Extracted records:
● ● ● ● ● ● ●
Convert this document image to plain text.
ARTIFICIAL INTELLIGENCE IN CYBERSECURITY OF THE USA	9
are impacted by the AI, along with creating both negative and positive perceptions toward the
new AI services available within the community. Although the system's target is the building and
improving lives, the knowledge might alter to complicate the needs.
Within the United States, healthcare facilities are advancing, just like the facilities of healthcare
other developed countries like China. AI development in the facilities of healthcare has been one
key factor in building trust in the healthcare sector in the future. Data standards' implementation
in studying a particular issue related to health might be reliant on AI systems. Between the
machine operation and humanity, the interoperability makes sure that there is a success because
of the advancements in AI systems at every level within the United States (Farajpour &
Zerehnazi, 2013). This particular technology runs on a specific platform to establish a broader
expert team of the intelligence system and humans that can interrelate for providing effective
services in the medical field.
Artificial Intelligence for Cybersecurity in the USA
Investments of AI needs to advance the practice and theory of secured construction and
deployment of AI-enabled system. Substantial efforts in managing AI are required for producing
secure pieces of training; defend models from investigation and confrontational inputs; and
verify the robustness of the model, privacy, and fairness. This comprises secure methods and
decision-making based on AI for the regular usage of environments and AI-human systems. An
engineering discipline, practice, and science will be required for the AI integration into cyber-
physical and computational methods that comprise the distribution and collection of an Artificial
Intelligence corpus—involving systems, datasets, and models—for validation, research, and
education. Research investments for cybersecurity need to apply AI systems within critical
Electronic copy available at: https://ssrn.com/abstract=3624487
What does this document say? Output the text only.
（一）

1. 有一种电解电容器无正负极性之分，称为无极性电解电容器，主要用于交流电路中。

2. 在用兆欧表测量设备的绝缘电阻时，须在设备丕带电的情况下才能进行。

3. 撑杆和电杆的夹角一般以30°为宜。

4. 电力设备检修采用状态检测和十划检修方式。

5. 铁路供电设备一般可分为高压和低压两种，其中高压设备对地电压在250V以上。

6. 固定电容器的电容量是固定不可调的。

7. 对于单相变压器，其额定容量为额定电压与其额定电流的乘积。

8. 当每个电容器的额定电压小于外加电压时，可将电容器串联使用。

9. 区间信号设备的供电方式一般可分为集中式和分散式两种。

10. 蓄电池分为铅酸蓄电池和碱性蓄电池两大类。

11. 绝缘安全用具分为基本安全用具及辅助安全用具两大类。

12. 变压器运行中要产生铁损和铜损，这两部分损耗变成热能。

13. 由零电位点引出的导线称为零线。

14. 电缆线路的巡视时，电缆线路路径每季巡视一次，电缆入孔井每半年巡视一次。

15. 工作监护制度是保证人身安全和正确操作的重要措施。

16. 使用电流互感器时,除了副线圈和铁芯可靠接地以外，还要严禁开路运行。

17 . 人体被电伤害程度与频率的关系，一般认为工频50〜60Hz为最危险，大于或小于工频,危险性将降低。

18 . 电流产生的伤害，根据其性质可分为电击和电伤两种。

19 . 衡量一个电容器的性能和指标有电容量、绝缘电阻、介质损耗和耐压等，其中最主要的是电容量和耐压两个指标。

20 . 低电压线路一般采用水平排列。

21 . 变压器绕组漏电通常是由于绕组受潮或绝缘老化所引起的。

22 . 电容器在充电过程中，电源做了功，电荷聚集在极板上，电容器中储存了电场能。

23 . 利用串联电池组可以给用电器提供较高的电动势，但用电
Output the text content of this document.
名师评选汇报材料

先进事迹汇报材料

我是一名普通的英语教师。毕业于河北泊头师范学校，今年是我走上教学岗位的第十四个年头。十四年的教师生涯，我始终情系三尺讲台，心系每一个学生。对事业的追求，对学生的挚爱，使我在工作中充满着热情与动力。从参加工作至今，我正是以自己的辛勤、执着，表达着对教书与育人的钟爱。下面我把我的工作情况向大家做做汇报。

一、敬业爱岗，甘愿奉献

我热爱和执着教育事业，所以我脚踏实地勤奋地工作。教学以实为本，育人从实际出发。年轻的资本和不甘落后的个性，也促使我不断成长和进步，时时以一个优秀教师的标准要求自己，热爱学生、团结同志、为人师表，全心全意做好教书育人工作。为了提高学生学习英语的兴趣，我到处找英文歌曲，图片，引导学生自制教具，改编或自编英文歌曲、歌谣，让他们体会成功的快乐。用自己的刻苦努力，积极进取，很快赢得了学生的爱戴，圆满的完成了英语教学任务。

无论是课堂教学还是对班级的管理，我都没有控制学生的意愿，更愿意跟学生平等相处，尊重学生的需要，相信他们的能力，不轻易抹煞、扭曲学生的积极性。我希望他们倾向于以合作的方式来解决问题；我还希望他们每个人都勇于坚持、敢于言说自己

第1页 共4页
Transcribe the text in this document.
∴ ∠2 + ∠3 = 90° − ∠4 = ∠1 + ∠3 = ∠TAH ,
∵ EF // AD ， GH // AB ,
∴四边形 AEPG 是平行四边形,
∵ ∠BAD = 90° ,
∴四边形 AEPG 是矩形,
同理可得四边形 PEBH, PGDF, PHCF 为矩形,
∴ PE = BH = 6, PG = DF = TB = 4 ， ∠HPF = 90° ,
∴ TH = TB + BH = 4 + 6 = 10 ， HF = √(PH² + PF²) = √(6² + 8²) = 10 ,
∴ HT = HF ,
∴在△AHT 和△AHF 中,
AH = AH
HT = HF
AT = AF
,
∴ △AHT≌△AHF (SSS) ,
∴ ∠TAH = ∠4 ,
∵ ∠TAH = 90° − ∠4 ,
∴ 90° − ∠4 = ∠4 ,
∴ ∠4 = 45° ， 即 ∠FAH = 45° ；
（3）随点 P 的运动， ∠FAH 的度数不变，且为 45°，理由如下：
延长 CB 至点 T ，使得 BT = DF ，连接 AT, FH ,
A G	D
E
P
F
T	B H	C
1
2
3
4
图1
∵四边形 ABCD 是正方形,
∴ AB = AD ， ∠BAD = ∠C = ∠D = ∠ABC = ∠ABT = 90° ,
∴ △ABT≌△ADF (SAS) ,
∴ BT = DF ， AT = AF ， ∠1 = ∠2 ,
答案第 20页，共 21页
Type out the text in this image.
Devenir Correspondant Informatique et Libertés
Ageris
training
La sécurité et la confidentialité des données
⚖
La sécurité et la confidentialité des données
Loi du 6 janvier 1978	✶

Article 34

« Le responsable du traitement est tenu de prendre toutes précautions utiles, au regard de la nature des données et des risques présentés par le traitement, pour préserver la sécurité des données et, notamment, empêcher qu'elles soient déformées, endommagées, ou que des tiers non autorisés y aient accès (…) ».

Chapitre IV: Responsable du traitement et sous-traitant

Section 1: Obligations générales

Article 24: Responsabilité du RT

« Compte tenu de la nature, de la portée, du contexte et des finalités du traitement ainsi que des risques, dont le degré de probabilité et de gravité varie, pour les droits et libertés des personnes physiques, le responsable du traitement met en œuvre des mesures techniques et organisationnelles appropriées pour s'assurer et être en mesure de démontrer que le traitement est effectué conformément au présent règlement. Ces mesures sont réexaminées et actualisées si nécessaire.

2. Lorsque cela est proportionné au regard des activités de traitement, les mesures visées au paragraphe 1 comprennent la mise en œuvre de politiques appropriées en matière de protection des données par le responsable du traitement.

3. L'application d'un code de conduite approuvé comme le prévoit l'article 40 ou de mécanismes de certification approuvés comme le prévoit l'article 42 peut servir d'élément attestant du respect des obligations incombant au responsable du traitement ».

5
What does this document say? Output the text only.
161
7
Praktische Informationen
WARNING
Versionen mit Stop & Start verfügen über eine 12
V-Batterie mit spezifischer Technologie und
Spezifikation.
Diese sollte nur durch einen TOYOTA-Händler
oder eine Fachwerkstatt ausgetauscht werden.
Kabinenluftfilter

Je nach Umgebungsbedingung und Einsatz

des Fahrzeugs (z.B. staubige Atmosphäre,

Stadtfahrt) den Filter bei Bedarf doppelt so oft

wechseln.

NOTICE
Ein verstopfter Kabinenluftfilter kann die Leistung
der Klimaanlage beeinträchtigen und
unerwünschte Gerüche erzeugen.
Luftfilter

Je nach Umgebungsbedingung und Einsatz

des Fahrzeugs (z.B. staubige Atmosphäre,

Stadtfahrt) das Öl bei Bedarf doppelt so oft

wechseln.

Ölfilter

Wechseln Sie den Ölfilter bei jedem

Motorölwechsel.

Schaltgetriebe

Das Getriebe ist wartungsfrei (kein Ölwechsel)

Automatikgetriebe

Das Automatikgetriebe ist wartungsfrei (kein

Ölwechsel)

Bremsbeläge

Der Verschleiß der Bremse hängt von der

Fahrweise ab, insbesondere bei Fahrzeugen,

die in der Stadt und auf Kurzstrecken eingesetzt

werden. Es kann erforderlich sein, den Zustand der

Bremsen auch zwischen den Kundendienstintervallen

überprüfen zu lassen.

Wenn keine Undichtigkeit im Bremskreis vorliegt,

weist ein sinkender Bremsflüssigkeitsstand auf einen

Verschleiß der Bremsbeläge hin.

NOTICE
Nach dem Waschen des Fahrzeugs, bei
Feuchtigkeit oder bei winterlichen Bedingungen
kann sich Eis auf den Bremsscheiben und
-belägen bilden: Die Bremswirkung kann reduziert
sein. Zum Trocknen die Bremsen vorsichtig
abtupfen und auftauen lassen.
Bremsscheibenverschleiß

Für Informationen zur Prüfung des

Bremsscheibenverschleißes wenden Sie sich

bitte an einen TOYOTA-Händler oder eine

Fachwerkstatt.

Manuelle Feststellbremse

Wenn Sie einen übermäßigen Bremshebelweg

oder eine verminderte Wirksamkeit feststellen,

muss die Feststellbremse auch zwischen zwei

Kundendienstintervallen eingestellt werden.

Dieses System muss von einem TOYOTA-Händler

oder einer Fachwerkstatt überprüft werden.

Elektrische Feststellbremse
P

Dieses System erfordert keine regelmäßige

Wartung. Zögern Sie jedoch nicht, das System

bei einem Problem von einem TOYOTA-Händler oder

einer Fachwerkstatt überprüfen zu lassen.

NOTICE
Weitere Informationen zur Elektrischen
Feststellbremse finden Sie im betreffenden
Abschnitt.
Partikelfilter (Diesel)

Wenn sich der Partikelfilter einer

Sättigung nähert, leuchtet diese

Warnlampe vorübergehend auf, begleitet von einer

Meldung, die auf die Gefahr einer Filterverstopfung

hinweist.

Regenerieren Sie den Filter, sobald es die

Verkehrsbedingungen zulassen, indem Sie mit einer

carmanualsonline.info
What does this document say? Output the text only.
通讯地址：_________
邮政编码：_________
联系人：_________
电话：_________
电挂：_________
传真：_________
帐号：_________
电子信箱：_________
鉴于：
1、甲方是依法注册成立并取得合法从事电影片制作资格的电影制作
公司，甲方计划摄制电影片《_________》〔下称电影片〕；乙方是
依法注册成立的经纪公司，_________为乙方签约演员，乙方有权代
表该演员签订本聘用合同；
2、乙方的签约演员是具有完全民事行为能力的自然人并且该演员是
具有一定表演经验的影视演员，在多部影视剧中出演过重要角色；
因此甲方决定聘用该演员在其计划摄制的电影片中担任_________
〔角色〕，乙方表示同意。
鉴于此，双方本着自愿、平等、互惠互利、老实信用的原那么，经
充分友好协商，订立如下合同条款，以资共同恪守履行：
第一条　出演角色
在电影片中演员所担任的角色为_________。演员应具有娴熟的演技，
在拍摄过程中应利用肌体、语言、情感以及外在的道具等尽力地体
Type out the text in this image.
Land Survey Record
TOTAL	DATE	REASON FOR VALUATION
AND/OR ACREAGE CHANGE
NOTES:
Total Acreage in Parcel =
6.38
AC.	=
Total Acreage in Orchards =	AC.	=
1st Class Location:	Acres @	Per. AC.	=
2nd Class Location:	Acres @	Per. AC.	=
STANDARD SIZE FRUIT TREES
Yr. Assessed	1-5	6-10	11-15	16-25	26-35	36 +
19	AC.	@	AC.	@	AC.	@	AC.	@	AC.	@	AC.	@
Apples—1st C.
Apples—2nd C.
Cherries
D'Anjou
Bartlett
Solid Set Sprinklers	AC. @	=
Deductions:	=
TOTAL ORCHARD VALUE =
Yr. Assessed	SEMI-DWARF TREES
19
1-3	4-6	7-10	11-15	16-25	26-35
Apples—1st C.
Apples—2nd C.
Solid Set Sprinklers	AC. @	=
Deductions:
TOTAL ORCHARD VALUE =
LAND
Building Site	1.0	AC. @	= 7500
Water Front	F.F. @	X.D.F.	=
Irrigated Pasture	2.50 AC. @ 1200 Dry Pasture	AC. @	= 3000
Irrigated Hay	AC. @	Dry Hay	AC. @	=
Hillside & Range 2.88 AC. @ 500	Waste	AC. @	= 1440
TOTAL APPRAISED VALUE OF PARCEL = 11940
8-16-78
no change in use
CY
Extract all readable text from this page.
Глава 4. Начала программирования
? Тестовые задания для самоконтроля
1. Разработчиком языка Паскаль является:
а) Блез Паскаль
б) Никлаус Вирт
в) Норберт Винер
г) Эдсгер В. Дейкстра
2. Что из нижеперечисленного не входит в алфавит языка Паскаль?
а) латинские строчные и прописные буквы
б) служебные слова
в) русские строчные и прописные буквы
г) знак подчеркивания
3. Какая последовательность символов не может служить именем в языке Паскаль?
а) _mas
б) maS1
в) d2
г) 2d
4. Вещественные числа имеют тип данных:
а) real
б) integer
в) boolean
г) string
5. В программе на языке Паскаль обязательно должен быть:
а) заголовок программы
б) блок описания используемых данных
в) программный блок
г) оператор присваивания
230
● ● ● ● ● ● ●
**Exercise:**
Gather every line from the listing above in which the word "Fachwerkstatt" appears.

**Answer below:**
oder eine Fachwerkstatt ausgetauscht werden.
Fachwerkstatt.
oder einer Fachwerkstatt überprüft werden.
einer Fachwerkstatt überprüfen zu lassen.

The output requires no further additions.